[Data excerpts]
□ □ □ □ □

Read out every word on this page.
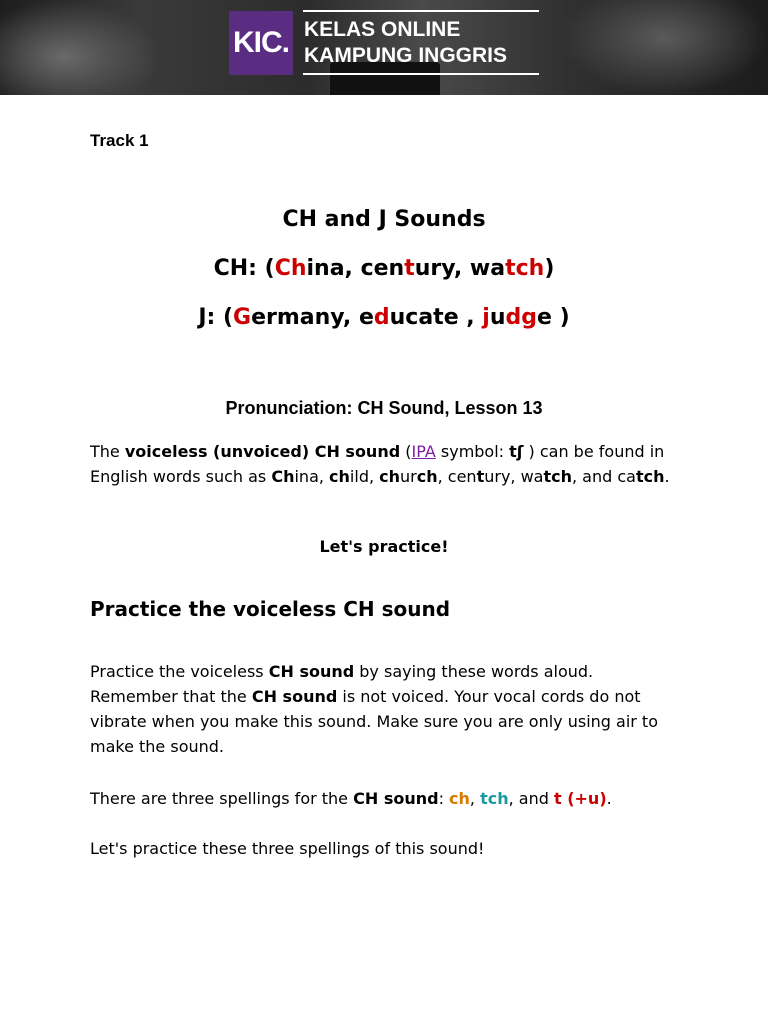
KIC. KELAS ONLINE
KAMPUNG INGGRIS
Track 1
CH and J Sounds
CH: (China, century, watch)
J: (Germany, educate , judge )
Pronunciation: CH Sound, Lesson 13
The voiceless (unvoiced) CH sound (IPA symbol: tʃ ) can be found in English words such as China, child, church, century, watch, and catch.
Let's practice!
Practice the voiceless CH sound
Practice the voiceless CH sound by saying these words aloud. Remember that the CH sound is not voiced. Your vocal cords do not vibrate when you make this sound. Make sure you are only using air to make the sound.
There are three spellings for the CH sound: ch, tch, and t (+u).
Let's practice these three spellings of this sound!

□ □ □ □ □

**WORK REQUIRED:** Word for word, quote the full listing, omitting every picture.

**TASK ANSWER:**
Read out every word on this page.
KIC. KELAS ONLINE
KAMPUNG INGGRIS
Track 1
CH and J Sounds
CH: (China, century, watch)
J: (Germany, educate , judge )
Pronunciation: CH Sound, Lesson 13
The voiceless (unvoiced) CH sound (IPA symbol: tʃ ) can be found in English words such as China, child, church, century, watch, and catch.
Let's practice!
Practice the voiceless CH sound
Practice the voiceless CH sound by saying these words aloud. Remember that the CH sound is not voiced. Your vocal cords do not vibrate when you make this sound. Make sure you are only using air to make the sound.
There are three spellings for the CH sound: ch, tch, and t (+u).
Let's practice these three spellings of this sound!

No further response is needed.